◆ Problem to solve ◆
The records below must be duplicated exactly, character for character.

---------------

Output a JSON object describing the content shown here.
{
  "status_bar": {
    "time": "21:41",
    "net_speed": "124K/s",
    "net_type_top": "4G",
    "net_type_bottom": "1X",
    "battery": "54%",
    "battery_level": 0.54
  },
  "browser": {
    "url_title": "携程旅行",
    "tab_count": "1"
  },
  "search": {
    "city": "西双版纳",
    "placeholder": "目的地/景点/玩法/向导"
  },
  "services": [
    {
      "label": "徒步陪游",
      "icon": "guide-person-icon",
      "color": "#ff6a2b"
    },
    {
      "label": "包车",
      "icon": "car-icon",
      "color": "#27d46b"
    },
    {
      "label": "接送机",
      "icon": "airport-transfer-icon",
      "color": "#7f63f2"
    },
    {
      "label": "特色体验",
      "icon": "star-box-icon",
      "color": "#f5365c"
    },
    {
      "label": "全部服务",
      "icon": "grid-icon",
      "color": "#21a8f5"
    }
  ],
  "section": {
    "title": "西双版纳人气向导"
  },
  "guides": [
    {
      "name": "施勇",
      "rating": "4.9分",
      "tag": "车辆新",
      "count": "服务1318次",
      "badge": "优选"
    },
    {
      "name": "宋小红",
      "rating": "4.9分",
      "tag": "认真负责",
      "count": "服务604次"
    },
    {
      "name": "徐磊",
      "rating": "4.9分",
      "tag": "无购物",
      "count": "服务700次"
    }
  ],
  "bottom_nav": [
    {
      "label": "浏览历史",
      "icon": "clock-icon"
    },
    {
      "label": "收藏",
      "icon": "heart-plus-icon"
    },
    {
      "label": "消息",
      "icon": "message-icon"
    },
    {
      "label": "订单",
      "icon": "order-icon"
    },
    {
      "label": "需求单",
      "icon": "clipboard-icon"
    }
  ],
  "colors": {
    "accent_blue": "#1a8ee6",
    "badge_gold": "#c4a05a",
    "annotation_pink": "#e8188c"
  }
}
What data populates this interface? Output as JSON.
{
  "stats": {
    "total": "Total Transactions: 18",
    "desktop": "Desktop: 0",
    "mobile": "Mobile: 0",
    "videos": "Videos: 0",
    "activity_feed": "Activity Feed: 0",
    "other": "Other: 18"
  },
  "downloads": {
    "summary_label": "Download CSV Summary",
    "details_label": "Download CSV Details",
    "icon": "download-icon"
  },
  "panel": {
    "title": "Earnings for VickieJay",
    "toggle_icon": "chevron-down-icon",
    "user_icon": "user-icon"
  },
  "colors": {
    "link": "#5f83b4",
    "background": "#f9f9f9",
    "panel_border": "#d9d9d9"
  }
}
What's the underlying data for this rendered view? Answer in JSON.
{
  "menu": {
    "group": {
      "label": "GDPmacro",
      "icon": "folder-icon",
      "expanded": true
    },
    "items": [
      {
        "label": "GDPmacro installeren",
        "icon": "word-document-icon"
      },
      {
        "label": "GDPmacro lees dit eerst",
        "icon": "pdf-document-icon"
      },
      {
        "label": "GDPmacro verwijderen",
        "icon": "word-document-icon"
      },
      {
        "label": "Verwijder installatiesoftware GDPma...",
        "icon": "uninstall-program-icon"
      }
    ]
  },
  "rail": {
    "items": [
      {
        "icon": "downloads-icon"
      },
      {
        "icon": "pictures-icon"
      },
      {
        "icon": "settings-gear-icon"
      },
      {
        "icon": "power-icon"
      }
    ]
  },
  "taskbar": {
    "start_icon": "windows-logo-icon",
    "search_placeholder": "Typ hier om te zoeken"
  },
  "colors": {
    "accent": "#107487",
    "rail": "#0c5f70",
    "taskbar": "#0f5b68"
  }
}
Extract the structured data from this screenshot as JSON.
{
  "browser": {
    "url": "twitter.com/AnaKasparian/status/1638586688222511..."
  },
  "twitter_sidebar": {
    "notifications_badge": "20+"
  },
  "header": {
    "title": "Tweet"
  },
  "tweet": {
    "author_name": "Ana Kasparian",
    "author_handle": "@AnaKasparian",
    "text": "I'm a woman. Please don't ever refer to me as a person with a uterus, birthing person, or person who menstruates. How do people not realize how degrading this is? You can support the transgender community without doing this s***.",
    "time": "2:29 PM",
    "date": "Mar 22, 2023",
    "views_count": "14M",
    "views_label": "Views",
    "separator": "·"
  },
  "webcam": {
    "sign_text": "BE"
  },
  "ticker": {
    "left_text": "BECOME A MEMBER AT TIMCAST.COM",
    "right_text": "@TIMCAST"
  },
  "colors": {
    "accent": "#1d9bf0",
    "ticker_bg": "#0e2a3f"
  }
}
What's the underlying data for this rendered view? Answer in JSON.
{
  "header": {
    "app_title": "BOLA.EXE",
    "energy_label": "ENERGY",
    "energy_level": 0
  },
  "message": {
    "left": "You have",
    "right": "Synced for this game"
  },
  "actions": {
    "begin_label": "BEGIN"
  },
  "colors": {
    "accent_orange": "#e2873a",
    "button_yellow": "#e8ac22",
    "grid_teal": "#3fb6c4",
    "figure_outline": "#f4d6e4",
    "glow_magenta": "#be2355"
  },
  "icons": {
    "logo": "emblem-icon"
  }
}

---------------

◆ Worked answer ◆
Output a JSON object describing the content shown here.
{
  "status_bar": {
    "time": "21:41",
    "net_speed": "124K/s",
    "net_type_top": "4G",
    "net_type_bottom": "1X",
    "battery": "54%",
    "battery_level": 0.54
  },
  "browser": {
    "url_title": "携程旅行",
    "tab_count": "1"
  },
  "search": {
    "city": "西双版纳",
    "placeholder": "目的地/景点/玩法/向导"
  },
  "services": [
    {
      "label": "徒步陪游",
      "icon": "guide-person-icon",
      "color": "#ff6a2b"
    },
    {
      "label": "包车",
      "icon": "car-icon",
      "color": "#27d46b"
    },
    {
      "label": "接送机",
      "icon": "airport-transfer-icon",
      "color": "#7f63f2"
    },
    {
      "label": "特色体验",
      "icon": "star-box-icon",
      "color": "#f5365c"
    },
    {
      "label": "全部服务",
      "icon": "grid-icon",
      "color": "#21a8f5"
    }
  ],
  "section": {
    "title": "西双版纳人气向导"
  },
  "guides": [
    {
      "name": "施勇",
      "rating": "4.9分",
      "tag": "车辆新",
      "count": "服务1318次",
      "badge": "优选"
    },
    {
      "name": "宋小红",
      "rating": "4.9分",
      "tag": "认真负责",
      "count": "服务604次"
    },
    {
      "name": "徐磊",
      "rating": "4.9分",
      "tag": "无购物",
      "count": "服务700次"
    }
  ],
  "bottom_nav": [
    {
      "label": "浏览历史",
      "icon": "clock-icon"
    },
    {
      "label": "收藏",
      "icon": "heart-plus-icon"
    },
    {
      "label": "消息",
      "icon": "message-icon"
    },
    {
      "label": "订单",
      "icon": "order-icon"
    },
    {
      "label": "需求单",
      "icon": "clipboard-icon"
    }
  ],
  "colors": {
    "accent_blue": "#1a8ee6",
    "badge_gold": "#c4a05a",
    "annotation_pink": "#e8188c"
  }
}
What data populates this interface? Output as JSON.
{
  "stats": {
    "total": "Total Transactions: 18",
    "desktop": "Desktop: 0",
    "mobile": "Mobile: 0",
    "videos": "Videos: 0",
    "activity_feed": "Activity Feed: 0",
    "other": "Other: 18"
  },
  "downloads": {
    "summary_label": "Download CSV Summary",
    "details_label": "Download CSV Details",
    "icon": "download-icon"
  },
  "panel": {
    "title": "Earnings for VickieJay",
    "toggle_icon": "chevron-down-icon",
    "user_icon": "user-icon"
  },
  "colors": {
    "link": "#5f83b4",
    "background": "#f9f9f9",
    "panel_border": "#d9d9d9"
  }
}
What's the underlying data for this rendered view? Answer in JSON.
{
  "menu": {
    "group": {
      "label": "GDPmacro",
      "icon": "folder-icon",
      "expanded": true
    },
    "items": [
      {
        "label": "GDPmacro installeren",
        "icon": "word-document-icon"
      },
      {
        "label": "GDPmacro lees dit eerst",
        "icon": "pdf-document-icon"
      },
      {
        "label": "GDPmacro verwijderen",
        "icon": "word-document-icon"
      },
      {
        "label": "Verwijder installatiesoftware GDPma...",
        "icon": "uninstall-program-icon"
      }
    ]
  },
  "rail": {
    "items": [
      {
        "icon": "downloads-icon"
      },
      {
        "icon": "pictures-icon"
      },
      {
        "icon": "settings-gear-icon"
      },
      {
        "icon": "power-icon"
      }
    ]
  },
  "taskbar": {
    "start_icon": "windows-logo-icon",
    "search_placeholder": "Typ hier om te zoeken"
  },
  "colors": {
    "accent": "#107487",
    "rail": "#0c5f70",
    "taskbar": "#0f5b68"
  }
}
Extract the structured data from this screenshot as JSON.
{
  "browser": {
    "url": "twitter.com/AnaKasparian/status/1638586688222511..."
  },
  "twitter_sidebar": {
    "notifications_badge": "20+"
  },
  "header": {
    "title": "Tweet"
  },
  "tweet": {
    "author_name": "Ana Kasparian",
    "author_handle": "@AnaKasparian",
    "text": "I'm a woman. Please don't ever refer to me as a person with a uterus, birthing person, or person who menstruates. How do people not realize how degrading this is? You can support the transgender community without doing this s***.",
    "time": "2:29 PM",
    "date": "Mar 22, 2023",
    "views_count": "14M",
    "views_label": "Views",
    "separator": "·"
  },
  "webcam": {
    "sign_text": "BE"
  },
  "ticker": {
    "left_text": "BECOME A MEMBER AT TIMCAST.COM",
    "right_text": "@TIMCAST"
  },
  "colors": {
    "accent": "#1d9bf0",
    "ticker_bg": "#0e2a3f"
  }
}
What's the underlying data for this rendered view? Answer in JSON.
{
  "header": {
    "app_title": "BOLA.EXE",
    "energy_label": "ENERGY",
    "energy_level": 0
  },
  "message": {
    "left": "You have",
    "right": "Synced for this game"
  },
  "actions": {
    "begin_label": "BEGIN"
  },
  "colors": {
    "accent_orange": "#e2873a",
    "button_yellow": "#e8ac22",
    "grid_teal": "#3fb6c4",
    "figure_outline": "#f4d6e4",
    "glow_magenta": "#be2355"
  },
  "icons": {
    "logo": "emblem-icon"
  }
}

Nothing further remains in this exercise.